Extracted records
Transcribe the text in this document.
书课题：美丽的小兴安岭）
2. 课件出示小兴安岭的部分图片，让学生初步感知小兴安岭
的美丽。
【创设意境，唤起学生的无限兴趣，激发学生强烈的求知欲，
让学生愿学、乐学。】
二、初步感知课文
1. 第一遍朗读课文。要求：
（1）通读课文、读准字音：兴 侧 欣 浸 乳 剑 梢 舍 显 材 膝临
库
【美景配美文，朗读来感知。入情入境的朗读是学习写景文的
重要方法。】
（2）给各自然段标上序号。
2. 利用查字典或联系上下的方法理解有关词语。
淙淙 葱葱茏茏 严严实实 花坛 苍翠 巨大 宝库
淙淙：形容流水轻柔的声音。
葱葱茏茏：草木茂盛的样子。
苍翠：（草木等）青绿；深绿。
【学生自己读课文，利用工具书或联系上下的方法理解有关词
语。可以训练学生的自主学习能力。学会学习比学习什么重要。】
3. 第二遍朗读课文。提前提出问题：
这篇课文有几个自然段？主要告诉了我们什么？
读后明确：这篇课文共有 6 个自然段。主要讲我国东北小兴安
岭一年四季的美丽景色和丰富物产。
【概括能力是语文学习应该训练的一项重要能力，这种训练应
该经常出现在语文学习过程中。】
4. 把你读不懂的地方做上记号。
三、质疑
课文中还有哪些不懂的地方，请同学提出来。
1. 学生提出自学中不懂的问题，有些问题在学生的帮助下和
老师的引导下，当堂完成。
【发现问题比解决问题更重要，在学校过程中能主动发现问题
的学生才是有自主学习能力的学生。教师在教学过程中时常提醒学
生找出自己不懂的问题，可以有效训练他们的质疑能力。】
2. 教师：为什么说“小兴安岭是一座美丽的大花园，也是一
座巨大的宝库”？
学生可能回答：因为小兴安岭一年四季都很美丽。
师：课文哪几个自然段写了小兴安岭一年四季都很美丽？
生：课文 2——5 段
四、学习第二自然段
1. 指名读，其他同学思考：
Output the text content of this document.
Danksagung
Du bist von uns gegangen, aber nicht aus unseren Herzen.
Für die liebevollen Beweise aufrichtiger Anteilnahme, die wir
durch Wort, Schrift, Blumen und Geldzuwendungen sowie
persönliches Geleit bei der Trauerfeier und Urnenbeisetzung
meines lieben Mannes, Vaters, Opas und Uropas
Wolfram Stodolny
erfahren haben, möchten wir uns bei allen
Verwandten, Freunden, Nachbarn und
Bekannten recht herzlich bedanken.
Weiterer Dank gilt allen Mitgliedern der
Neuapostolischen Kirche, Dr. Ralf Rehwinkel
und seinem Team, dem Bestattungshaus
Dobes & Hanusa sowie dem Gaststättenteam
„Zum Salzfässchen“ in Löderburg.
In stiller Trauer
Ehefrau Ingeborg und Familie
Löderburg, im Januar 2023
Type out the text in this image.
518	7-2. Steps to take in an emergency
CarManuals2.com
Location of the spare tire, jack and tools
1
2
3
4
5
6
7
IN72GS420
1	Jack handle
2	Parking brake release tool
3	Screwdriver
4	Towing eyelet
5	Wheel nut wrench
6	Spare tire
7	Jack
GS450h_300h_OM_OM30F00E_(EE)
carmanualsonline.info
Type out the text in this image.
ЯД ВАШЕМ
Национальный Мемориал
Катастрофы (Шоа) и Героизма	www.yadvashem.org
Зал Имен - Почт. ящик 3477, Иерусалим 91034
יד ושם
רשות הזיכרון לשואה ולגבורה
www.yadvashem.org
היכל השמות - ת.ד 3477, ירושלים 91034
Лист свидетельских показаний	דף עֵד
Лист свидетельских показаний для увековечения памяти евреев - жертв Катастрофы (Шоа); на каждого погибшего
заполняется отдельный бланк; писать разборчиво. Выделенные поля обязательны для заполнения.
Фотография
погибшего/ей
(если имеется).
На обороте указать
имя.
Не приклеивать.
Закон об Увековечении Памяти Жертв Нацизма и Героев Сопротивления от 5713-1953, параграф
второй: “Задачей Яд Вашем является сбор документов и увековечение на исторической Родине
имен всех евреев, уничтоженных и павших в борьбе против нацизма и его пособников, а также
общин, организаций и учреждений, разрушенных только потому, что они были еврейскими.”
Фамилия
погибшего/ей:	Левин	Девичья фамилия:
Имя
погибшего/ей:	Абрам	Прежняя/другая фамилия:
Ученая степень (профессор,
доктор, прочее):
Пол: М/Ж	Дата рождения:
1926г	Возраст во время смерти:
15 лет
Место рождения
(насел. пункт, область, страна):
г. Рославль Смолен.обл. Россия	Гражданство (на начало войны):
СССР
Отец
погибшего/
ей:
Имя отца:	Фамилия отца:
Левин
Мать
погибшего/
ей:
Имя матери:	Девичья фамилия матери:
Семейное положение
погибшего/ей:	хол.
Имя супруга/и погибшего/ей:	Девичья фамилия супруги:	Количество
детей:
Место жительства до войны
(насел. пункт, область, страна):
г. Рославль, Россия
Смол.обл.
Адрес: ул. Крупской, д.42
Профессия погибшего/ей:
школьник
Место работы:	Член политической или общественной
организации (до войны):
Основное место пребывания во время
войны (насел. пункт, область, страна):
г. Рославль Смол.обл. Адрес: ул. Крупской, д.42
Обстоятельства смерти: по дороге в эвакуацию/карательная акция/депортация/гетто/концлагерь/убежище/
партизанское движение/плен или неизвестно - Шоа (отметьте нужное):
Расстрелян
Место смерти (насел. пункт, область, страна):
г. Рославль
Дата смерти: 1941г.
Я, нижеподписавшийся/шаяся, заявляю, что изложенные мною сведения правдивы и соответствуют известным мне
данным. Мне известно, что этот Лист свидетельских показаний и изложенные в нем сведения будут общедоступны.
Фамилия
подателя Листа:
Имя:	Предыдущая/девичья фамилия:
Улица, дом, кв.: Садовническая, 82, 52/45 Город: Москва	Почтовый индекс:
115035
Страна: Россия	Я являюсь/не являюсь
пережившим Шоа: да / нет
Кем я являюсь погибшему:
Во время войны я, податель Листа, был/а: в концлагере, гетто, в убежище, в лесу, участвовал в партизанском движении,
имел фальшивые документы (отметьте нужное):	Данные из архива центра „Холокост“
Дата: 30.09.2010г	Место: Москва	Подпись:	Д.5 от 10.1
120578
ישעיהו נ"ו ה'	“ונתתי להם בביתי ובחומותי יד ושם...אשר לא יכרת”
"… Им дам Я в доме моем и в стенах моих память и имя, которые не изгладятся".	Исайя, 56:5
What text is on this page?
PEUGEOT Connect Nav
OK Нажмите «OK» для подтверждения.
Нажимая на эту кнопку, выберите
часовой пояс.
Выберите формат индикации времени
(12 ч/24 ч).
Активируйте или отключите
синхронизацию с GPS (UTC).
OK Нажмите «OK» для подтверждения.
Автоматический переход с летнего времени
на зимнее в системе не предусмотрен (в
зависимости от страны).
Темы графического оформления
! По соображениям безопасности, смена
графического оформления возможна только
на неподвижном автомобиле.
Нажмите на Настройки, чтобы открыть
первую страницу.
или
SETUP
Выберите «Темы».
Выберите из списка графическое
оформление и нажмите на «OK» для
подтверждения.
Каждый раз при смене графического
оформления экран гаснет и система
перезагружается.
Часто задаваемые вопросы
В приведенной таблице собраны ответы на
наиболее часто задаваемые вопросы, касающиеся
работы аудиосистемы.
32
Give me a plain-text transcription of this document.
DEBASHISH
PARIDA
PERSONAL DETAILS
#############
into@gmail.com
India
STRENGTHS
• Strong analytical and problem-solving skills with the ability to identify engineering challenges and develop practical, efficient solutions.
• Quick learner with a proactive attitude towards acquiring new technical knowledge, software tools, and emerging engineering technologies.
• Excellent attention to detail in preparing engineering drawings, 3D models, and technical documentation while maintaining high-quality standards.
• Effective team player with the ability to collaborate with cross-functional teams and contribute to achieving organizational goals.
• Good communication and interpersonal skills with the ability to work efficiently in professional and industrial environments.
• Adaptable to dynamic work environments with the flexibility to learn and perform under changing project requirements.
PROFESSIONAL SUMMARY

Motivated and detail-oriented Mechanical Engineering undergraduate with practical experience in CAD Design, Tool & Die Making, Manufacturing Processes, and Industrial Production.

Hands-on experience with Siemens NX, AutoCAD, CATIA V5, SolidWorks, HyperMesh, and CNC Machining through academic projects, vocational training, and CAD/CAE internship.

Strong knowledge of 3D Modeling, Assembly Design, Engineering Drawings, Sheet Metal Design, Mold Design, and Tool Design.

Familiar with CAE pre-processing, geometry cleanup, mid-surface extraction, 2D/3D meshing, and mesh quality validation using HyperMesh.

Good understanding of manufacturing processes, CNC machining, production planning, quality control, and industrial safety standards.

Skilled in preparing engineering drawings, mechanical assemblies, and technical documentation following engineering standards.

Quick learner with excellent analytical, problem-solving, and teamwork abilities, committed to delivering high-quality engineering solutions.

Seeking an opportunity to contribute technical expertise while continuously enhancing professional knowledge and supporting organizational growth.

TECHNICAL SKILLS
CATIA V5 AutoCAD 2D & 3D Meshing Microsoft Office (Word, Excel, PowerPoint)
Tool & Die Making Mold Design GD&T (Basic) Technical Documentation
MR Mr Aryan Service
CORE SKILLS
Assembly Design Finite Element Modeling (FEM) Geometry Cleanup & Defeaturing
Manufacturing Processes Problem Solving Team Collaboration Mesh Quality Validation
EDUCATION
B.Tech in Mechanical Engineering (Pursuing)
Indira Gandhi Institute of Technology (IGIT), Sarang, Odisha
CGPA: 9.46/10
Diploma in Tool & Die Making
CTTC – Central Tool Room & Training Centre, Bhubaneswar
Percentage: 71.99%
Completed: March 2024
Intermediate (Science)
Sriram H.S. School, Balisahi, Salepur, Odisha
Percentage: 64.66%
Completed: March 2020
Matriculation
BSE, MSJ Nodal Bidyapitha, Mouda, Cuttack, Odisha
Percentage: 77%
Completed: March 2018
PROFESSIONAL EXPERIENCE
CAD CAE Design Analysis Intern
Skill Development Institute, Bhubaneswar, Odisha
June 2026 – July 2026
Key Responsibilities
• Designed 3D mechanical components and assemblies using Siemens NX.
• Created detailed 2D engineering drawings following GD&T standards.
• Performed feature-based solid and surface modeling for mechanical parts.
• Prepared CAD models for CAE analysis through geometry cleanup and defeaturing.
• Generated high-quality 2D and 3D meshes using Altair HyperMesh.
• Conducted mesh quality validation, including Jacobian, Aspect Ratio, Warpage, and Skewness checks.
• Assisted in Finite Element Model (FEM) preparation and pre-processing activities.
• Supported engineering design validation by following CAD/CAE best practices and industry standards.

== DIRECTIVE ==
Report how many lines of the data hold the string "Листа"; give only the number.

== THE REPLY ==
2